--- Consigne 1 ---
Dans le texte sur l'économie collaborative ci-dessous, relevez tous les facteurs cités au dernier paragraphe comme concourant à la constitution de communautés.
--- Consigne 2 ---
Poursuivez le texte sur l'économie collaborative à partir de sa dernière phrase, en une ou deux courtes parties.

--- Texte fourni ---
☆ ☆ ☆ ☆ ☆

Le deuxième est la conséquence du premier : si moins d’argent est pris par des intermédiaires rendus inutiles, ceux qui inventent ou produisent les biens commercialisés peuvent mieux gagner leur vie sans pour autant que le consommateur final soit pénalisé.

Le troisième, enfin, concerne l’utilisateur final : le produit qu’il achète est plus authentique, plus frais, ou plus novateur. Et en règle générale, pas vraiment plus cher, voire carrément meilleur marché. Tout le monde y gagne, non ?

 

Quelques chiffres sur l’économie collaborative

C’est en regardant les chiffres de plus près que l’on mesure le poids qu’a déjà pris cet univers. Voici une infographie récente (août 2016) qui résume bien les choses. Merci à Studiio, organisme de formation, pour cette réalisation très complète, que nous leur avons empruntée.

 

économie collaborative infographie

 

Comme on le voit ci-dessus, le marché de l’économie collaborative dans le monde est aujourd’hui estimé à 15 milliards de dollars. Ce marché devrait atteindre 335 milliards de dollars en 2025, soit un taux de croissance annuel de 36,4%.

 

Les raisons d’une telle progression

Elles sont multiples évidemment, à commencer par ce contexte de crise économique plus ou moins larvée dans lequel évoluent nos sociétés depuis (bien trop) longtemps. Beaucoup la ressentent durement, en se retrouvant marginalisés d’une manière ou d’une autre, tant dans leur vie professionnelle que personnelle. Et une vraie défiance à l’égard du capitalisme institutionnel s’instaure au fil du temps, dans tous les pays.

L’accélération des technologies, la mondialisation parfois à outrance, la perte de valeurs fondamentales, les menaces planétaires (qu’elles soient d’ordre terroriste, écologique, ou autres)… Tout cela concourt à la constitution de communautés mettant en avant les relations sociales et les échanges entre leurs membres, qui vont s’entraider naturellement, tout comme aux premières heures de l’humanité.

☆ ☆ ☆ ☆ ☆

--- Données fournies ---
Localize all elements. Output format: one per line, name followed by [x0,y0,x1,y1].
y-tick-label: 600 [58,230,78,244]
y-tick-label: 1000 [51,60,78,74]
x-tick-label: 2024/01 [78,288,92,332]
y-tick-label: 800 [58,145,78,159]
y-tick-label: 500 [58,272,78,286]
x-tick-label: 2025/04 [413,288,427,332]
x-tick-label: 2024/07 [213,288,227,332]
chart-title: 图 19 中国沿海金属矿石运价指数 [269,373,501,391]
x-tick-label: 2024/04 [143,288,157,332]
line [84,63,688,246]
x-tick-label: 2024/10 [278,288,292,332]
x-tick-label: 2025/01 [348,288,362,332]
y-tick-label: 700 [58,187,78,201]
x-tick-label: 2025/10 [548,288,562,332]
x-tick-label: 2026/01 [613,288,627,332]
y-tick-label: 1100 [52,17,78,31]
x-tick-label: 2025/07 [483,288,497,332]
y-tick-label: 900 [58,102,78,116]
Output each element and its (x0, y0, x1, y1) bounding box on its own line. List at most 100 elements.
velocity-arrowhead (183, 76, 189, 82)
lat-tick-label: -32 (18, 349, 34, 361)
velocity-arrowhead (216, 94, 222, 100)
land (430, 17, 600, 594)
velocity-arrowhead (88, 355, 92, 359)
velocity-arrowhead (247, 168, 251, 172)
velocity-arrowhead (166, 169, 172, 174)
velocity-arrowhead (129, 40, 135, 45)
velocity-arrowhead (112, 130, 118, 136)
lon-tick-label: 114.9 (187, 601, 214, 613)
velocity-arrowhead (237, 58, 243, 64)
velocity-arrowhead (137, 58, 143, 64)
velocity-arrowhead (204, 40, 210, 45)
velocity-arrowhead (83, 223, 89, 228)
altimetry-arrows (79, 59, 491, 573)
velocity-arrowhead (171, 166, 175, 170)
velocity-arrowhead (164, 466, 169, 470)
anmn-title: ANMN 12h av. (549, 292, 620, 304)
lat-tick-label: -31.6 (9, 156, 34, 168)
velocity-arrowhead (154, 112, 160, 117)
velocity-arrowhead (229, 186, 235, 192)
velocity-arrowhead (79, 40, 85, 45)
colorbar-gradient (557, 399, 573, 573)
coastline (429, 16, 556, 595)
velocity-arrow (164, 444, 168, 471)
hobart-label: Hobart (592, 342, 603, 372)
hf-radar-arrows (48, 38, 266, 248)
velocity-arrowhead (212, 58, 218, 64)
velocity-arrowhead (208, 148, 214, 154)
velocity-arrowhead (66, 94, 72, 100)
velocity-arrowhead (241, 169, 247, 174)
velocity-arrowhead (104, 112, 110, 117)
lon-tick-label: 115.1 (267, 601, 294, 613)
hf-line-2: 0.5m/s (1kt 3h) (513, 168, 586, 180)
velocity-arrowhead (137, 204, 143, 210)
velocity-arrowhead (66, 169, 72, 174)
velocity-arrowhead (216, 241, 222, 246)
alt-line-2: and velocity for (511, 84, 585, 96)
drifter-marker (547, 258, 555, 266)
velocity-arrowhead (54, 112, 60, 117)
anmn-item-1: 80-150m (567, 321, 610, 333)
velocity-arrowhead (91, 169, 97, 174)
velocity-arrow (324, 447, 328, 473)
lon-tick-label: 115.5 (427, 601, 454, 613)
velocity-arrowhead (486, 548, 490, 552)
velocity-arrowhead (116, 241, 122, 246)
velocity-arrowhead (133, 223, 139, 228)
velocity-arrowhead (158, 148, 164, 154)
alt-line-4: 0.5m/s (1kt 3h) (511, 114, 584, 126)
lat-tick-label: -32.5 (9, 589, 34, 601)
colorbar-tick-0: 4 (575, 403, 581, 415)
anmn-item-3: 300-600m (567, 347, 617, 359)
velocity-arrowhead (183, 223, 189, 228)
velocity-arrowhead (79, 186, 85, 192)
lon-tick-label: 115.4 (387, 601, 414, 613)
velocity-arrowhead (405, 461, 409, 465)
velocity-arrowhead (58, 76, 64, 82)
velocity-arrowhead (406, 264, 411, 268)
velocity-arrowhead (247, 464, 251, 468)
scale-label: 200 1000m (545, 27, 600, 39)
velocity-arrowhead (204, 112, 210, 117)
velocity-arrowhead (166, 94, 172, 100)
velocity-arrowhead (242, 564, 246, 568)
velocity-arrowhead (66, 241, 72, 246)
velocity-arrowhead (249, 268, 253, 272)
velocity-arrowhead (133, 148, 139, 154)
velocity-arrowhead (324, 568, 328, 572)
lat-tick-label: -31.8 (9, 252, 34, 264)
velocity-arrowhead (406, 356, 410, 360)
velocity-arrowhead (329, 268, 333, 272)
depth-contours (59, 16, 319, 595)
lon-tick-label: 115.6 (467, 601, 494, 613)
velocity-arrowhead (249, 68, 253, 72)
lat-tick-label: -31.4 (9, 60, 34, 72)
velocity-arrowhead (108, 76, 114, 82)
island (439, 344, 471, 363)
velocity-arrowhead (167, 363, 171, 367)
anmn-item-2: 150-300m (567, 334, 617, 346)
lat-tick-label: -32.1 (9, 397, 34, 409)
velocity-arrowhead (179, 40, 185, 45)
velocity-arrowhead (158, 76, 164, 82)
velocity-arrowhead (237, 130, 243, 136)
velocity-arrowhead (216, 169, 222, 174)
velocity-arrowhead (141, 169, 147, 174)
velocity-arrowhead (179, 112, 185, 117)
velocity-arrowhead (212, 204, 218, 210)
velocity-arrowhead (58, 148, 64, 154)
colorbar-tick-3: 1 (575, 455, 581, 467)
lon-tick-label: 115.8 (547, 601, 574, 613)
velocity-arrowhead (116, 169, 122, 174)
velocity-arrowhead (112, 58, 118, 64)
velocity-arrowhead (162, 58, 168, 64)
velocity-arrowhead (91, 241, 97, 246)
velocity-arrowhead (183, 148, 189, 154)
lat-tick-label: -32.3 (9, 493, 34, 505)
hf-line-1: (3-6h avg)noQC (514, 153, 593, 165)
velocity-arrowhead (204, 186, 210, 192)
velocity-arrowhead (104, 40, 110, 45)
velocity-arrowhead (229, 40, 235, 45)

☆ ☆ ☆ ☆ ☆

--- Réponse 1 ---
- L'accélération des technologies
- La mondialisation parfois à outrance
- La perte de valeurs fondamentales
- Les menaces planétaires (qu'elles soient d'ordre terroriste, écologique, ou autres)

--- Réponse 2 ---
Mais tout cela n’aurait probablement pas suffi…, sans justement cette formidable évolution technologique que nous vivons. Ce qui a vraiment fait exploser l’économie collaborative, c’est tout simplement Internet. En décuplant la possibilité d’intermédiation par le biais de plateformes ou d’applications mobiles, en donnant à chacun accès aux mêmes outils et savoirs, le web constitue la brique essentielle de cette économie.

 

Vers de nouveaux comportements…

L’économie collaborative a donc tous les atouts pour séduire, sur le plan consumériste déjà. Et les chiffres ci-dessus le montrent bien. Un nombre toujours plus élevé d’acteurs et de consommateurs y a recours, certes souvent par nécessité. Mais aussi, et c’est bien la preuve d’une véritable évolution sociétale, par choix.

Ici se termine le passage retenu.